** Begin Listed records **

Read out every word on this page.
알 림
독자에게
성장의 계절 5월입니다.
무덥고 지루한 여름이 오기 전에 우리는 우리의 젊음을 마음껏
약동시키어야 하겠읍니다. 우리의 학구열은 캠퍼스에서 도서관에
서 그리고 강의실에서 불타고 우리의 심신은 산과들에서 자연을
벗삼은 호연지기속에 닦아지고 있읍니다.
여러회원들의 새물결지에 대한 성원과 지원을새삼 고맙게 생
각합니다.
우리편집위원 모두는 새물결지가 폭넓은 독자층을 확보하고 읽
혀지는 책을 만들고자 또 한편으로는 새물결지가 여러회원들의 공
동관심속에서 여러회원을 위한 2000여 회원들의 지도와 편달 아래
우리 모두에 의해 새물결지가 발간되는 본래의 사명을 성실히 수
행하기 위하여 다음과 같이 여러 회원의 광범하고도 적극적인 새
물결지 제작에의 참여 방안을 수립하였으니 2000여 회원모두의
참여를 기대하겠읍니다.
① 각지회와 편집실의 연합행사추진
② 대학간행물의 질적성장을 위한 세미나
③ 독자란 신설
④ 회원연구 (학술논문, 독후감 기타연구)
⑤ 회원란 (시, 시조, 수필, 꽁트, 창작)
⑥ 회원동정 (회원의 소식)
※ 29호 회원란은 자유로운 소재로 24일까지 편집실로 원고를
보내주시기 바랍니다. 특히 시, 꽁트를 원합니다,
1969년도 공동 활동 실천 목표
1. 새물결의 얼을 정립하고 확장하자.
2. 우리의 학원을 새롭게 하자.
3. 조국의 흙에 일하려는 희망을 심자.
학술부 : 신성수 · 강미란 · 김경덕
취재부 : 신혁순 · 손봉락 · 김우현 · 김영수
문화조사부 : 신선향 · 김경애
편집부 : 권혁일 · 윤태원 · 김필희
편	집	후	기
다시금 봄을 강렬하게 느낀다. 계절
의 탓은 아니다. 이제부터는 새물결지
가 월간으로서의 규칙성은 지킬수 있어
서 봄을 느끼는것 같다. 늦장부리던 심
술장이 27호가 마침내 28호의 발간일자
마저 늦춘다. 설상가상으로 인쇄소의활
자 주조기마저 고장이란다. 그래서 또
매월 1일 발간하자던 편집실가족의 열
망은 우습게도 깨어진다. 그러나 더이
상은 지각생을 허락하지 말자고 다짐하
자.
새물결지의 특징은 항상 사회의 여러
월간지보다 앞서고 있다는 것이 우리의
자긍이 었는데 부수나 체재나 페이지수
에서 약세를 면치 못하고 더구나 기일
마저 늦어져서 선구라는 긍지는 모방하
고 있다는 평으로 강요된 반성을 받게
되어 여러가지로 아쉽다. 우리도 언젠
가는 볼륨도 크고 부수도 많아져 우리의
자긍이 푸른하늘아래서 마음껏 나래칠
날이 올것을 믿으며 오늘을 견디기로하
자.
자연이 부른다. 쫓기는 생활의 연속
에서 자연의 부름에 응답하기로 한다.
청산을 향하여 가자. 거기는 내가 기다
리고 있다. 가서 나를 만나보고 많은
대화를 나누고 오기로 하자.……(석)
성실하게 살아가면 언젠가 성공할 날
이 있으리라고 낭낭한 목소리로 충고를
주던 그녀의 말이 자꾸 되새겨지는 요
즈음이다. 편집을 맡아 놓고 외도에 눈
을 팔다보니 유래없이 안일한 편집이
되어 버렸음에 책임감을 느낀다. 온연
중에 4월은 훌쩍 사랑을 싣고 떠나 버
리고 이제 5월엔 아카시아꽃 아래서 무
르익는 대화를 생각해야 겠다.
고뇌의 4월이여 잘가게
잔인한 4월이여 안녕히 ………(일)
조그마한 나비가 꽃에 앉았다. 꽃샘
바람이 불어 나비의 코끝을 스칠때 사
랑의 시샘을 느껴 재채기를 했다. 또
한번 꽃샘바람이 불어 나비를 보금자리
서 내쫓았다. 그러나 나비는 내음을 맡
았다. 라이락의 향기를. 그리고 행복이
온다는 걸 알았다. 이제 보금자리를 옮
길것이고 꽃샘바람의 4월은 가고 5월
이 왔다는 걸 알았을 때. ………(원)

** End Listed records **

#### [Directions for this task]
Go through the records above, find every line with the word "새물결지가", and list those lines.

#### [The result]
우리편집위원 모두는 새물결지가 폭넓은 독자층을 확보하고 읽
혀지는 책을 만들고자 또 한편으로는 새물결지가 여러회원들의 공
우리 모두에 의해 새물결지가 발간되는 본래의 사명을 성실히 수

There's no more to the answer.